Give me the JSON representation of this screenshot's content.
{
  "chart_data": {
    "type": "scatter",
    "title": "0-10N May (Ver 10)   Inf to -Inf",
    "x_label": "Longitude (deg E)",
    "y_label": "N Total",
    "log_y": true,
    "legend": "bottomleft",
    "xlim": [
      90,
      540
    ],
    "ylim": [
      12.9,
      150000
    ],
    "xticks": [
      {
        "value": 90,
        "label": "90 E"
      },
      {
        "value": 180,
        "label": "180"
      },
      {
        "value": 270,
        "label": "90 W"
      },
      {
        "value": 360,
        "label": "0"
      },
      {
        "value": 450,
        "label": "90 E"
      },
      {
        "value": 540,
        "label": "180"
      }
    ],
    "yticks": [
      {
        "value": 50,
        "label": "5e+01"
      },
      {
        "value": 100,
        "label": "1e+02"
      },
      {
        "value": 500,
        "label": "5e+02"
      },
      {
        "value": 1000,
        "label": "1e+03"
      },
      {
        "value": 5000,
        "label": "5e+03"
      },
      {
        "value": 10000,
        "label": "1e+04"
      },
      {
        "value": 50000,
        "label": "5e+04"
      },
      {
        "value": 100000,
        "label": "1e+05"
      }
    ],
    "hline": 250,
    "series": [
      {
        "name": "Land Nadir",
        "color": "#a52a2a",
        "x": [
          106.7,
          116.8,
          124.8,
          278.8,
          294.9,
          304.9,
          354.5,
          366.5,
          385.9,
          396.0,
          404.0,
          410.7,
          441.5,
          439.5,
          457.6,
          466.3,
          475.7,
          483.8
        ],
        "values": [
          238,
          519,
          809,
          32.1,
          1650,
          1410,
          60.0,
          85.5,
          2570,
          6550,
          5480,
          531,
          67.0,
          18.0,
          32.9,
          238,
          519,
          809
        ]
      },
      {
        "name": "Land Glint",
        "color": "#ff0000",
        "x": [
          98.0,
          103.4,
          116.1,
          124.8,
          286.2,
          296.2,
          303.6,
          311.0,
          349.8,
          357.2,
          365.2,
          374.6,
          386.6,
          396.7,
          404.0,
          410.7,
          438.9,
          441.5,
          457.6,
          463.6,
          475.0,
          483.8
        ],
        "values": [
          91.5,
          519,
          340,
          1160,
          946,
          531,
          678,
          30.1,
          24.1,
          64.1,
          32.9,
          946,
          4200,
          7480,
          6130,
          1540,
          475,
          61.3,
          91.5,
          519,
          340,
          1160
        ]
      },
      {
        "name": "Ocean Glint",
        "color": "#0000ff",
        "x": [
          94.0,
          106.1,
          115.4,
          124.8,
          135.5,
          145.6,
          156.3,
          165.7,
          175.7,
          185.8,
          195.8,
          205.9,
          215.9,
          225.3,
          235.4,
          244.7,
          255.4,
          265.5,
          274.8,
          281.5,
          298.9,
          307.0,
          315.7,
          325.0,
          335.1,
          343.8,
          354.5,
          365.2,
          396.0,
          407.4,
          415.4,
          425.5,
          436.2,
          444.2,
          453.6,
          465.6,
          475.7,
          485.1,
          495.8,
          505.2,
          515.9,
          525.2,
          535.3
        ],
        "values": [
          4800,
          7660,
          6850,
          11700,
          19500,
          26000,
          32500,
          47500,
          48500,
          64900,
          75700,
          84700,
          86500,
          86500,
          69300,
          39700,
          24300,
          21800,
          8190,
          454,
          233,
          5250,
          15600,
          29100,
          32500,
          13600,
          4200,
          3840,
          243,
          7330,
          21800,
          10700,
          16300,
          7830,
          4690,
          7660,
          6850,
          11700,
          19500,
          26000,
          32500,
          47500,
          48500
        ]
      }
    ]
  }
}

________________________________________

* **Task prompt**: Print the entries exactly. Include every one.

* **Solution to this exercise**:
Give me the JSON representation of this screenshot's content.
{
  "chart_data": {
    "type": "scatter",
    "title": "0-10N May (Ver 10)   Inf to -Inf",
    "x_label": "Longitude (deg E)",
    "y_label": "N Total",
    "log_y": true,
    "legend": "bottomleft",
    "xlim": [
      90,
      540
    ],
    "ylim": [
      12.9,
      150000
    ],
    "xticks": [
      {
        "value": 90,
        "label": "90 E"
      },
      {
        "value": 180,
        "label": "180"
      },
      {
        "value": 270,
        "label": "90 W"
      },
      {
        "value": 360,
        "label": "0"
      },
      {
        "value": 450,
        "label": "90 E"
      },
      {
        "value": 540,
        "label": "180"
      }
    ],
    "yticks": [
      {
        "value": 50,
        "label": "5e+01"
      },
      {
        "value": 100,
        "label": "1e+02"
      },
      {
        "value": 500,
        "label": "5e+02"
      },
      {
        "value": 1000,
        "label": "1e+03"
      },
      {
        "value": 5000,
        "label": "5e+03"
      },
      {
        "value": 10000,
        "label": "1e+04"
      },
      {
        "value": 50000,
        "label": "5e+04"
      },
      {
        "value": 100000,
        "label": "1e+05"
      }
    ],
    "hline": 250,
    "series": [
      {
        "name": "Land Nadir",
        "color": "#a52a2a",
        "x": [
          106.7,
          116.8,
          124.8,
          278.8,
          294.9,
          304.9,
          354.5,
          366.5,
          385.9,
          396.0,
          404.0,
          410.7,
          441.5,
          439.5,
          457.6,
          466.3,
          475.7,
          483.8
        ],
        "values": [
          238,
          519,
          809,
          32.1,
          1650,
          1410,
          60.0,
          85.5,
          2570,
          6550,
          5480,
          531,
          67.0,
          18.0,
          32.9,
          238,
          519,
          809
        ]
      },
      {
        "name": "Land Glint",
        "color": "#ff0000",
        "x": [
          98.0,
          103.4,
          116.1,
          124.8,
          286.2,
          296.2,
          303.6,
          311.0,
          349.8,
          357.2,
          365.2,
          374.6,
          386.6,
          396.7,
          404.0,
          410.7,
          438.9,
          441.5,
          457.6,
          463.6,
          475.0,
          483.8
        ],
        "values": [
          91.5,
          519,
          340,
          1160,
          946,
          531,
          678,
          30.1,
          24.1,
          64.1,
          32.9,
          946,
          4200,
          7480,
          6130,
          1540,
          475,
          61.3,
          91.5,
          519,
          340,
          1160
        ]
      },
      {
        "name": "Ocean Glint",
        "color": "#0000ff",
        "x": [
          94.0,
          106.1,
          115.4,
          124.8,
          135.5,
          145.6,
          156.3,
          165.7,
          175.7,
          185.8,
          195.8,
          205.9,
          215.9,
          225.3,
          235.4,
          244.7,
          255.4,
          265.5,
          274.8,
          281.5,
          298.9,
          307.0,
          315.7,
          325.0,
          335.1,
          343.8,
          354.5,
          365.2,
          396.0,
          407.4,
          415.4,
          425.5,
          436.2,
          444.2,
          453.6,
          465.6,
          475.7,
          485.1,
          495.8,
          505.2,
          515.9,
          525.2,
          535.3
        ],
        "values": [
          4800,
          7660,
          6850,
          11700,
          19500,
          26000,
          32500,
          47500,
          48500,
          64900,
          75700,
          84700,
          86500,
          86500,
          69300,
          39700,
          24300,
          21800,
          8190,
          454,
          233,
          5250,
          15600,
          29100,
          32500,
          13600,
          4200,
          3840,
          243,
          7330,
          21800,
          10700,
          16300,
          7830,
          4690,
          7660,
          6850,
          11700,
          19500,
          26000,
          32500,
          47500,
          48500
        ]
      }
    ]
  }
}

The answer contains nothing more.